• Written instruction
Each entry below is to be written out exactly, and the pictures are to be left out.

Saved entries

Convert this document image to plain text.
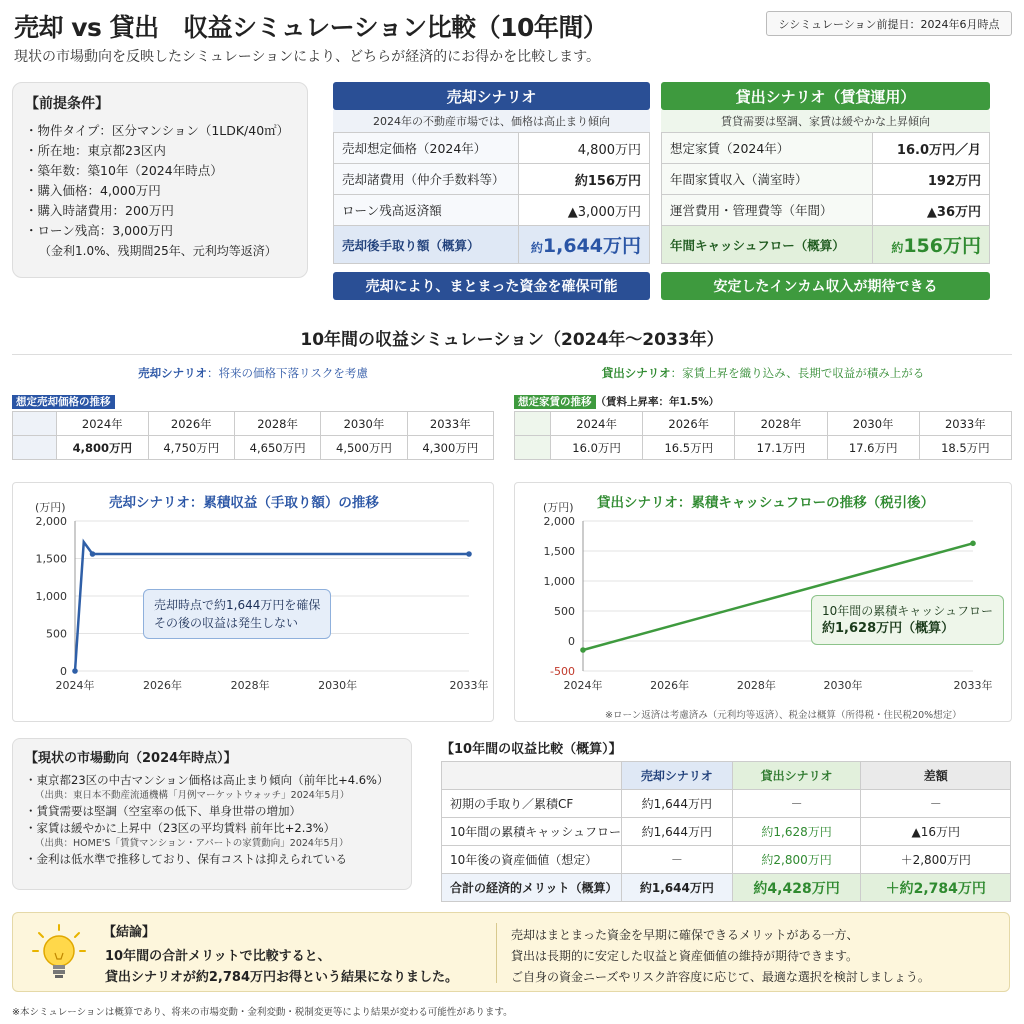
売却 vs 貸出　収益シミュレーション比較（10年間）
現状の市場動向を反映したシミュレーションにより、どちらが経済的にお得かを比較します。
シシミュレーション前提日：2024年6月時点
【前提条件】
・物件タイプ：区分マンション（1LDK/40㎡）
・所在地：東京都23区内
・築年数：築10年（2024年時点）
・購入価格：4,000万円
・購入時諸費用：200万円
・ローン残高：3,000万円
（金利1.0%、残期間25年、元利均等返済）
売却シナリオ
2024年の不動産市場では、価格は高止まり傾向
売却想定価格（2024年）	4,800万円
売却諸費用（仲介手数料等）	約156万円
ローン残高返済額	▲3,000万円
売却後手取り額（概算）	約1,644万円
売却により、まとまった資金を確保可能
貸出シナリオ（賃貸運用）
賃貸需要は堅調、家賃は緩やかな上昇傾向
想定家賃（2024年）	16.0万円／月
年間家賃収入（満室時）	192万円
運営費用・管理費等（年間）	▲36万円
年間キャッシュフロー（概算）	約156万円
安定したインカム収入が期待できる
10年間の収益シミュレーション（2024年〜2033年）
売却シナリオ ：将来の価格下落リスクを考慮
想定売却価格の推移
	2024年	2026年	2028年	2030年	2033年
	4,800万円	4,750万円	4,650万円	4,500万円	4,300万円
貸出シナリオ ：家賃上昇を織り込み、長期で収益が積み上がる
想定家賃の推移 （賃料上昇率：年1.5%）
	2024年	2026年	2028年	2030年	2033年
	16.0万円	16.5万円	17.1万円	17.6万円	18.5万円
売却シナリオ：累積収益（手取り額）の推移
(万円)
2,000
1,500
1,000
500
0
2024年	2026年	2028年	2030年	2033年
売却時点で約1,644万円を確保
その後の収益は発生しない
貸出シナリオ：累積キャッシュフローの推移（税引後）
(万円)
2,000
1,500
1,000
500
0
-500
2024年	2026年	2028年	2030年	2033年
10年間の累積キャッシュフロー
約1,628万円（概算）
※ローン返済は考慮済み（元利均等返済）、税金は概算（所得税・住民税20%想定）
【現状の市場動向（2024年時点）】

・東京都23区の中古マンション価格は高止まり傾向（前年比+4.6%）

（出典：東日本不動産流通機構「月例マーケットウォッチ」2024年5月）

・賃貸需要は堅調（空室率の低下、単身世帯の増加）

・家賃は緩やかに上昇中（23区の平均賃料 前年比+2.3%）

（出典：HOME'S「賃貸マンション・アパートの家賃動向」2024年5月）

・金利は低水準で推移しており、保有コストは抑えられている

【10年間の収益比較（概算）】
	売却シナリオ	貸出シナリオ	差額
初期の手取り／累積CF	約1,644万円	－	－
10年間の累積キャッシュフロー	約1,644万円	約1,628万円	▲16万円
10年後の資産価値（想定）	－	約2,800万円	＋2,800万円
合計の経済的メリット（概算）	約1,644万円	約4,428万円	＋約2,784万円
【結論】
10年間の合計メリットで比較すると、
貸出シナリオが約2,784万円お得という結果になりました。
売却はまとまった資金を早期に確保できるメリットがある一方、
貸出は長期的に安定した収益と資産価値の維持が期待できます。
ご自身の資金ニーズやリスク許容度に応じて、最適な選択を検討しましょう。
※本シミュレーションは概算であり、将来の市場変動・金利変動・税制変更等により結果が変わる可能性があります。
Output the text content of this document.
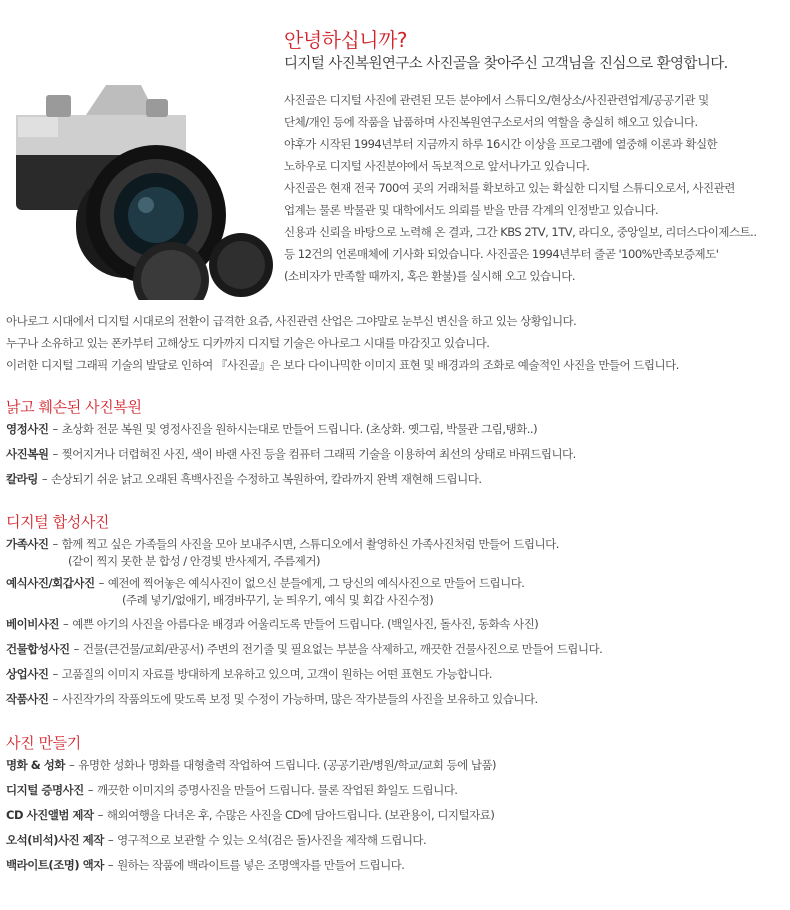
안녕하십니까?
디지털 사진복원연구소 사진골을 찾아주신 고객님을 진심으로 환영합니다.
사진골은 디지털 사진에 관련된 모든 분야에서 스튜디오/현상소/사진관련업계/공공기관 및
단체/개인 등에 작품을 납품하며 사진복원연구소로서의 역할을 충실히 해오고 있습니다.
야후가 시작된 1994년부터 지금까지 하루 16시간 이상을 프로그램에 열중해 이론과 확실한
노하우로 디지털 사진분야에서 독보적으로 앞서나가고 있습니다.
사진골은 현재 전국 700여 곳의 거래처를 확보하고 있는 확실한 디지털 스튜디오로서, 사진관련
업계는 물론 박물관 및 대학에서도 의뢰를 받을 만큼 각계의 인정받고 있습니다.
신용과 신뢰을 바탕으로 노력해 온 결과, 그간 KBS 2TV, 1TV, 라디오, 중앙일보, 리더스다이제스트..
등 12건의 언론매체에 기사화 되었습니다. 사진골은 1994년부터 줄곧 '100%만족보증제도'
(소비자가 만족할 때까지, 혹은 환불)를 실시해 오고 있습니다.
아나로그 시대에서 디지털 시대로의 전환이 급격한 요즘, 사진관련 산업은 그야말로 눈부신 변신을 하고 있는 상황입니다.
누구나 소유하고 있는 폰카부터 고해상도 디카까지 디지털 기술은 아나로그 시대를 마감짓고 있습니다.
이러한 디지털 그래픽 기술의 발달로 인하여 『사진골』은 보다 다이나믹한 이미지 표현 및 배경과의 조화로 예술적인 사진을 만들어 드립니다.
낡고 훼손된 사진복원
영정사진 – 초상화 전문 복원 및 영정사진을 원하시는대로 만들어 드립니다. (초상화. 옛그림, 박물관 그림,탱화..)
사진복원 – 찢어지거나 더렵혀진 사진, 색이 바랜 사진 등을 컴퓨터 그래픽 기술을 이용하여 최선의 상태로 바꿔드립니다.
칼라링 – 손상되기 쉬운 낡고 오래된 흑백사진을 수정하고 복원하여, 칼라까지 완벽 재현해 드립니다.
디지털 합성사진
가족사진 – 함께 찍고 싶은 가족들의 사진을 모아 보내주시면, 스튜디오에서 촬영하신 가족사진처럼 만들어 드립니다.
(같이 찍지 못한 분 합성 / 안경빛 반사제거, 주름제거)
예식사진/회갑사진 – 예전에 찍어놓은 예식사진이 없으신 분들에게, 그 당신의 예식사진으로 만들어 드립니다.
(주례 넣기/없애기, 배경바꾸기, 눈 띄우기, 예식 및 회갑 사진수정)
베이비사진 – 예쁜 아기의 사진을 아름다운 배경과 어울리도록 만들어 드립니다. (백일사진, 돌사진, 동화속 사진)
건물합성사진 – 건물(큰건물/교회/관공서) 주변의 전기줄 및 필요없는 부분을 삭제하고, 깨끗한 건물사진으로 만들어 드립니다.
상업사진 – 고품질의 이미지 자료를 방대하게 보유하고 있으며, 고객이 원하는 어떤 표현도 가능합니다.
작품사진 – 사진작가의 작품의도에 맞도록 보정 및 수정이 가능하며, 많은 작가분들의 사진을 보유하고 있습니다.
사진 만들기
명화 & 성화 – 유명한 성화나 명화를 대형출력 작업하여 드립니다. (공공기관/병원/학교/교회 등에 납품)
디지털 증명사진 – 깨끗한 이미지의 증명사진을 만들어 드립니다. 물론 작업된 화일도 드립니다.
CD 사진앨범 제작 – 해외여행을 다녀온 후, 수많은 사진을 CD에 담아드립니다. (보관용이, 디지털자료)
오석(비석)사진 제작 – 영구적으로 보관할 수 있는 오석(검은 돌)사진을 제작해 드립니다.
백라이트(조명) 액자 – 원하는 작품에 백라이트를 넣은 조명액자를 만들어 드립니다.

• Solution to this task
Convert this document image to plain text.
売却 vs 貸出　収益シミュレーション比較（10年間）
現状の市場動向を反映したシミュレーションにより、どちらが経済的にお得かを比較します。
シシミュレーション前提日：2024年6月時点
【前提条件】
・物件タイプ：区分マンション（1LDK/40㎡）
・所在地：東京都23区内
・築年数：築10年（2024年時点）
・購入価格：4,000万円
・購入時諸費用：200万円
・ローン残高：3,000万円
（金利1.0%、残期間25年、元利均等返済）
売却シナリオ
2024年の不動産市場では、価格は高止まり傾向
売却想定価格（2024年）	4,800万円
売却諸費用（仲介手数料等）	約156万円
ローン残高返済額	▲3,000万円
売却後手取り額（概算）	約1,644万円
売却により、まとまった資金を確保可能
貸出シナリオ（賃貸運用）
賃貸需要は堅調、家賃は緩やかな上昇傾向
想定家賃（2024年）	16.0万円／月
年間家賃収入（満室時）	192万円
運営費用・管理費等（年間）	▲36万円
年間キャッシュフロー（概算）	約156万円
安定したインカム収入が期待できる
10年間の収益シミュレーション（2024年〜2033年）
売却シナリオ ：将来の価格下落リスクを考慮
想定売却価格の推移
	2024年	2026年	2028年	2030年	2033年
	4,800万円	4,750万円	4,650万円	4,500万円	4,300万円
貸出シナリオ ：家賃上昇を織り込み、長期で収益が積み上がる
想定家賃の推移 （賃料上昇率：年1.5%）
	2024年	2026年	2028年	2030年	2033年
	16.0万円	16.5万円	17.1万円	17.6万円	18.5万円
売却シナリオ：累積収益（手取り額）の推移
(万円)
2,000
1,500
1,000
500
0
2024年	2026年	2028年	2030年	2033年
売却時点で約1,644万円を確保
その後の収益は発生しない
貸出シナリオ：累積キャッシュフローの推移（税引後）
(万円)
2,000
1,500
1,000
500
0
-500
2024年	2026年	2028年	2030年	2033年
10年間の累積キャッシュフロー
約1,628万円（概算）
※ローン返済は考慮済み（元利均等返済）、税金は概算（所得税・住民税20%想定）
【現状の市場動向（2024年時点）】

・東京都23区の中古マンション価格は高止まり傾向（前年比+4.6%）

（出典：東日本不動産流通機構「月例マーケットウォッチ」2024年5月）

・賃貸需要は堅調（空室率の低下、単身世帯の増加）

・家賃は緩やかに上昇中（23区の平均賃料 前年比+2.3%）

（出典：HOME'S「賃貸マンション・アパートの家賃動向」2024年5月）

・金利は低水準で推移しており、保有コストは抑えられている

【10年間の収益比較（概算）】
	売却シナリオ	貸出シナリオ	差額
初期の手取り／累積CF	約1,644万円	－	－
10年間の累積キャッシュフロー	約1,644万円	約1,628万円	▲16万円
10年後の資産価値（想定）	－	約2,800万円	＋2,800万円
合計の経済的メリット（概算）	約1,644万円	約4,428万円	＋約2,784万円
【結論】
10年間の合計メリットで比較すると、
貸出シナリオが約2,784万円お得という結果になりました。
売却はまとまった資金を早期に確保できるメリットがある一方、
貸出は長期的に安定した収益と資産価値の維持が期待できます。
ご自身の資金ニーズやリスク許容度に応じて、最適な選択を検討しましょう。
※本シミュレーションは概算であり、将来の市場変動・金利変動・税制変更等により結果が変わる可能性があります。
Output the text content of this document.
안녕하십니까?
디지털 사진복원연구소 사진골을 찾아주신 고객님을 진심으로 환영합니다.
사진골은 디지털 사진에 관련된 모든 분야에서 스튜디오/현상소/사진관련업계/공공기관 및
단체/개인 등에 작품을 납품하며 사진복원연구소로서의 역할을 충실히 해오고 있습니다.
야후가 시작된 1994년부터 지금까지 하루 16시간 이상을 프로그램에 열중해 이론과 확실한
노하우로 디지털 사진분야에서 독보적으로 앞서나가고 있습니다.
사진골은 현재 전국 700여 곳의 거래처를 확보하고 있는 확실한 디지털 스튜디오로서, 사진관련
업계는 물론 박물관 및 대학에서도 의뢰를 받을 만큼 각계의 인정받고 있습니다.
신용과 신뢰을 바탕으로 노력해 온 결과, 그간 KBS 2TV, 1TV, 라디오, 중앙일보, 리더스다이제스트..
등 12건의 언론매체에 기사화 되었습니다. 사진골은 1994년부터 줄곧 '100%만족보증제도'
(소비자가 만족할 때까지, 혹은 환불)를 실시해 오고 있습니다.
아나로그 시대에서 디지털 시대로의 전환이 급격한 요즘, 사진관련 산업은 그야말로 눈부신 변신을 하고 있는 상황입니다.
누구나 소유하고 있는 폰카부터 고해상도 디카까지 디지털 기술은 아나로그 시대를 마감짓고 있습니다.
이러한 디지털 그래픽 기술의 발달로 인하여 『사진골』은 보다 다이나믹한 이미지 표현 및 배경과의 조화로 예술적인 사진을 만들어 드립니다.
낡고 훼손된 사진복원
영정사진 – 초상화 전문 복원 및 영정사진을 원하시는대로 만들어 드립니다. (초상화. 옛그림, 박물관 그림,탱화..)
사진복원 – 찢어지거나 더렵혀진 사진, 색이 바랜 사진 등을 컴퓨터 그래픽 기술을 이용하여 최선의 상태로 바꿔드립니다.
칼라링 – 손상되기 쉬운 낡고 오래된 흑백사진을 수정하고 복원하여, 칼라까지 완벽 재현해 드립니다.
디지털 합성사진
가족사진 – 함께 찍고 싶은 가족들의 사진을 모아 보내주시면, 스튜디오에서 촬영하신 가족사진처럼 만들어 드립니다.
(같이 찍지 못한 분 합성 / 안경빛 반사제거, 주름제거)
예식사진/회갑사진 – 예전에 찍어놓은 예식사진이 없으신 분들에게, 그 당신의 예식사진으로 만들어 드립니다.
(주례 넣기/없애기, 배경바꾸기, 눈 띄우기, 예식 및 회갑 사진수정)
베이비사진 – 예쁜 아기의 사진을 아름다운 배경과 어울리도록 만들어 드립니다. (백일사진, 돌사진, 동화속 사진)
건물합성사진 – 건물(큰건물/교회/관공서) 주변의 전기줄 및 필요없는 부분을 삭제하고, 깨끗한 건물사진으로 만들어 드립니다.
상업사진 – 고품질의 이미지 자료를 방대하게 보유하고 있으며, 고객이 원하는 어떤 표현도 가능합니다.
작품사진 – 사진작가의 작품의도에 맞도록 보정 및 수정이 가능하며, 많은 작가분들의 사진을 보유하고 있습니다.
사진 만들기
명화 & 성화 – 유명한 성화나 명화를 대형출력 작업하여 드립니다. (공공기관/병원/학교/교회 등에 납품)
디지털 증명사진 – 깨끗한 이미지의 증명사진을 만들어 드립니다. 물론 작업된 화일도 드립니다.
CD 사진앨범 제작 – 해외여행을 다녀온 후, 수많은 사진을 CD에 담아드립니다. (보관용이, 디지털자료)
오석(비석)사진 제작 – 영구적으로 보관할 수 있는 오석(검은 돌)사진을 제작해 드립니다.
백라이트(조명) 액자 – 원하는 작품에 백라이트를 넣은 조명액자를 만들어 드립니다.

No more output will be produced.